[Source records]
# # # # # # #

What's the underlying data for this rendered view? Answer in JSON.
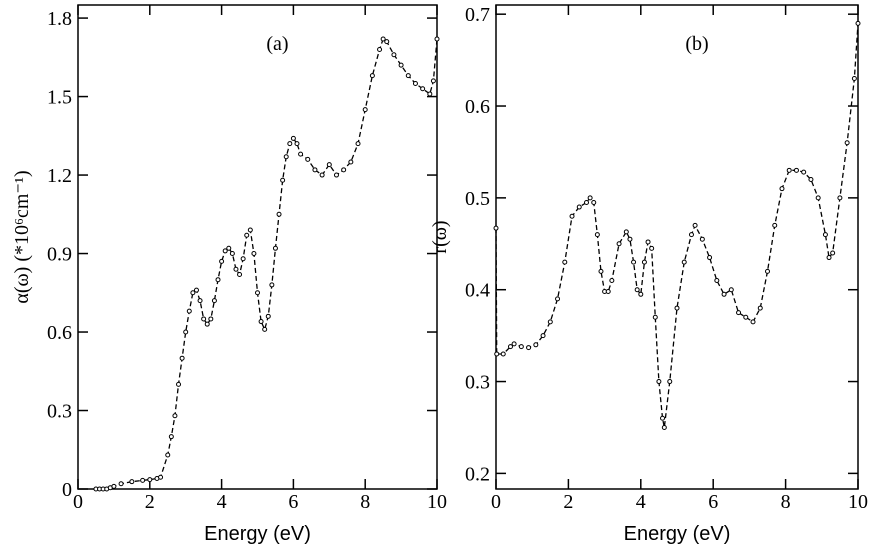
{
  "chart_data": [
    {
      "type": "line",
      "annotation": "(a)",
      "xlabel": "Energy (eV)",
      "ylabel": "α(ω) (*10⁶cm⁻¹)",
      "color": "#000000",
      "line_style": "dashed",
      "x": [
        0.5,
        0.6,
        0.7,
        0.8,
        0.9,
        1.0,
        1.2,
        1.5,
        1.8,
        2.0,
        2.2,
        2.3,
        2.5,
        2.6,
        2.7,
        2.8,
        2.9,
        3.0,
        3.1,
        3.2,
        3.3,
        3.4,
        3.5,
        3.6,
        3.7,
        3.8,
        3.9,
        4.0,
        4.1,
        4.2,
        4.3,
        4.4,
        4.5,
        4.6,
        4.7,
        4.8,
        4.9,
        5.0,
        5.1,
        5.2,
        5.3,
        5.4,
        5.5,
        5.6,
        5.7,
        5.8,
        5.9,
        6.0,
        6.1,
        6.2,
        6.4,
        6.6,
        6.8,
        7.0,
        7.2,
        7.4,
        7.6,
        7.8,
        8.0,
        8.2,
        8.4,
        8.5,
        8.6,
        8.8,
        9.0,
        9.2,
        9.4,
        9.6,
        9.8,
        9.9,
        10.0
      ],
      "values": [
        0,
        0,
        0,
        0,
        0.005,
        0.01,
        0.02,
        0.028,
        0.033,
        0.036,
        0.04,
        0.045,
        0.13,
        0.2,
        0.28,
        0.4,
        0.5,
        0.6,
        0.68,
        0.75,
        0.76,
        0.72,
        0.65,
        0.63,
        0.65,
        0.72,
        0.8,
        0.87,
        0.91,
        0.92,
        0.9,
        0.84,
        0.82,
        0.88,
        0.97,
        0.99,
        0.9,
        0.75,
        0.64,
        0.61,
        0.66,
        0.78,
        0.92,
        1.05,
        1.18,
        1.27,
        1.32,
        1.34,
        1.32,
        1.28,
        1.26,
        1.22,
        1.2,
        1.24,
        1.2,
        1.22,
        1.25,
        1.32,
        1.45,
        1.58,
        1.68,
        1.72,
        1.71,
        1.66,
        1.62,
        1.58,
        1.55,
        1.53,
        1.51,
        1.56,
        1.72
      ],
      "xlim": [
        0,
        10
      ],
      "xticks": [
        0,
        2,
        4,
        6,
        8,
        10
      ],
      "ylim": [
        0,
        1.85
      ],
      "yticks": [
        0,
        0.3,
        0.6,
        0.9,
        1.2,
        1.5,
        1.8
      ]
    },
    {
      "type": "line",
      "annotation": "(b)",
      "xlabel": "Energy (eV)",
      "ylabel": "r(ω)",
      "color": "#000000",
      "line_style": "dashed",
      "x": [
        0,
        0.02,
        0.2,
        0.4,
        0.5,
        0.7,
        0.9,
        1.1,
        1.3,
        1.5,
        1.7,
        1.9,
        2.1,
        2.3,
        2.5,
        2.6,
        2.7,
        2.8,
        2.9,
        3.0,
        3.1,
        3.2,
        3.4,
        3.6,
        3.7,
        3.8,
        3.9,
        4.0,
        4.1,
        4.2,
        4.3,
        4.4,
        4.5,
        4.6,
        4.65,
        4.8,
        5.0,
        5.2,
        5.4,
        5.5,
        5.7,
        5.9,
        6.1,
        6.3,
        6.5,
        6.7,
        6.9,
        7.1,
        7.3,
        7.5,
        7.7,
        7.9,
        8.1,
        8.3,
        8.5,
        8.7,
        8.9,
        9.1,
        9.2,
        9.3,
        9.5,
        9.7,
        9.9,
        10.0
      ],
      "values": [
        0.467,
        0.33,
        0.33,
        0.338,
        0.341,
        0.338,
        0.337,
        0.34,
        0.35,
        0.365,
        0.39,
        0.43,
        0.48,
        0.49,
        0.495,
        0.5,
        0.495,
        0.46,
        0.42,
        0.398,
        0.398,
        0.41,
        0.45,
        0.463,
        0.455,
        0.43,
        0.4,
        0.395,
        0.43,
        0.452,
        0.445,
        0.37,
        0.3,
        0.26,
        0.25,
        0.3,
        0.38,
        0.43,
        0.46,
        0.47,
        0.455,
        0.435,
        0.41,
        0.395,
        0.4,
        0.375,
        0.37,
        0.365,
        0.38,
        0.42,
        0.47,
        0.51,
        0.53,
        0.53,
        0.528,
        0.52,
        0.5,
        0.46,
        0.435,
        0.44,
        0.5,
        0.56,
        0.63,
        0.69
      ],
      "xlim": [
        0,
        10
      ],
      "xticks": [
        0,
        2,
        4,
        6,
        8,
        10
      ],
      "ylim": [
        0.183,
        0.71
      ],
      "yticks": [
        0.2,
        0.3,
        0.4,
        0.5,
        0.6,
        0.7
      ]
    }
  ]
}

# # # # # # #

[WHAT TO PRODUCE] Without the pictures, restate all the entries above exactly.

[SOLUTION TO THE EXERCISE]
What's the underlying data for this rendered view? Answer in JSON.
{
  "chart_data": [
    {
      "type": "line",
      "annotation": "(a)",
      "xlabel": "Energy (eV)",
      "ylabel": "α(ω) (*10⁶cm⁻¹)",
      "color": "#000000",
      "line_style": "dashed",
      "x": [
        0.5,
        0.6,
        0.7,
        0.8,
        0.9,
        1.0,
        1.2,
        1.5,
        1.8,
        2.0,
        2.2,
        2.3,
        2.5,
        2.6,
        2.7,
        2.8,
        2.9,
        3.0,
        3.1,
        3.2,
        3.3,
        3.4,
        3.5,
        3.6,
        3.7,
        3.8,
        3.9,
        4.0,
        4.1,
        4.2,
        4.3,
        4.4,
        4.5,
        4.6,
        4.7,
        4.8,
        4.9,
        5.0,
        5.1,
        5.2,
        5.3,
        5.4,
        5.5,
        5.6,
        5.7,
        5.8,
        5.9,
        6.0,
        6.1,
        6.2,
        6.4,
        6.6,
        6.8,
        7.0,
        7.2,
        7.4,
        7.6,
        7.8,
        8.0,
        8.2,
        8.4,
        8.5,
        8.6,
        8.8,
        9.0,
        9.2,
        9.4,
        9.6,
        9.8,
        9.9,
        10.0
      ],
      "values": [
        0,
        0,
        0,
        0,
        0.005,
        0.01,
        0.02,
        0.028,
        0.033,
        0.036,
        0.04,
        0.045,
        0.13,
        0.2,
        0.28,
        0.4,
        0.5,
        0.6,
        0.68,
        0.75,
        0.76,
        0.72,
        0.65,
        0.63,
        0.65,
        0.72,
        0.8,
        0.87,
        0.91,
        0.92,
        0.9,
        0.84,
        0.82,
        0.88,
        0.97,
        0.99,
        0.9,
        0.75,
        0.64,
        0.61,
        0.66,
        0.78,
        0.92,
        1.05,
        1.18,
        1.27,
        1.32,
        1.34,
        1.32,
        1.28,
        1.26,
        1.22,
        1.2,
        1.24,
        1.2,
        1.22,
        1.25,
        1.32,
        1.45,
        1.58,
        1.68,
        1.72,
        1.71,
        1.66,
        1.62,
        1.58,
        1.55,
        1.53,
        1.51,
        1.56,
        1.72
      ],
      "xlim": [
        0,
        10
      ],
      "xticks": [
        0,
        2,
        4,
        6,
        8,
        10
      ],
      "ylim": [
        0,
        1.85
      ],
      "yticks": [
        0,
        0.3,
        0.6,
        0.9,
        1.2,
        1.5,
        1.8
      ]
    },
    {
      "type": "line",
      "annotation": "(b)",
      "xlabel": "Energy (eV)",
      "ylabel": "r(ω)",
      "color": "#000000",
      "line_style": "dashed",
      "x": [
        0,
        0.02,
        0.2,
        0.4,
        0.5,
        0.7,
        0.9,
        1.1,
        1.3,
        1.5,
        1.7,
        1.9,
        2.1,
        2.3,
        2.5,
        2.6,
        2.7,
        2.8,
        2.9,
        3.0,
        3.1,
        3.2,
        3.4,
        3.6,
        3.7,
        3.8,
        3.9,
        4.0,
        4.1,
        4.2,
        4.3,
        4.4,
        4.5,
        4.6,
        4.65,
        4.8,
        5.0,
        5.2,
        5.4,
        5.5,
        5.7,
        5.9,
        6.1,
        6.3,
        6.5,
        6.7,
        6.9,
        7.1,
        7.3,
        7.5,
        7.7,
        7.9,
        8.1,
        8.3,
        8.5,
        8.7,
        8.9,
        9.1,
        9.2,
        9.3,
        9.5,
        9.7,
        9.9,
        10.0
      ],
      "values": [
        0.467,
        0.33,
        0.33,
        0.338,
        0.341,
        0.338,
        0.337,
        0.34,
        0.35,
        0.365,
        0.39,
        0.43,
        0.48,
        0.49,
        0.495,
        0.5,
        0.495,
        0.46,
        0.42,
        0.398,
        0.398,
        0.41,
        0.45,
        0.463,
        0.455,
        0.43,
        0.4,
        0.395,
        0.43,
        0.452,
        0.445,
        0.37,
        0.3,
        0.26,
        0.25,
        0.3,
        0.38,
        0.43,
        0.46,
        0.47,
        0.455,
        0.435,
        0.41,
        0.395,
        0.4,
        0.375,
        0.37,
        0.365,
        0.38,
        0.42,
        0.47,
        0.51,
        0.53,
        0.53,
        0.528,
        0.52,
        0.5,
        0.46,
        0.435,
        0.44,
        0.5,
        0.56,
        0.63,
        0.69
      ],
      "xlim": [
        0,
        10
      ],
      "xticks": [
        0,
        2,
        4,
        6,
        8,
        10
      ],
      "ylim": [
        0.183,
        0.71
      ],
      "yticks": [
        0.2,
        0.3,
        0.4,
        0.5,
        0.6,
        0.7
      ]
    }
  ]
}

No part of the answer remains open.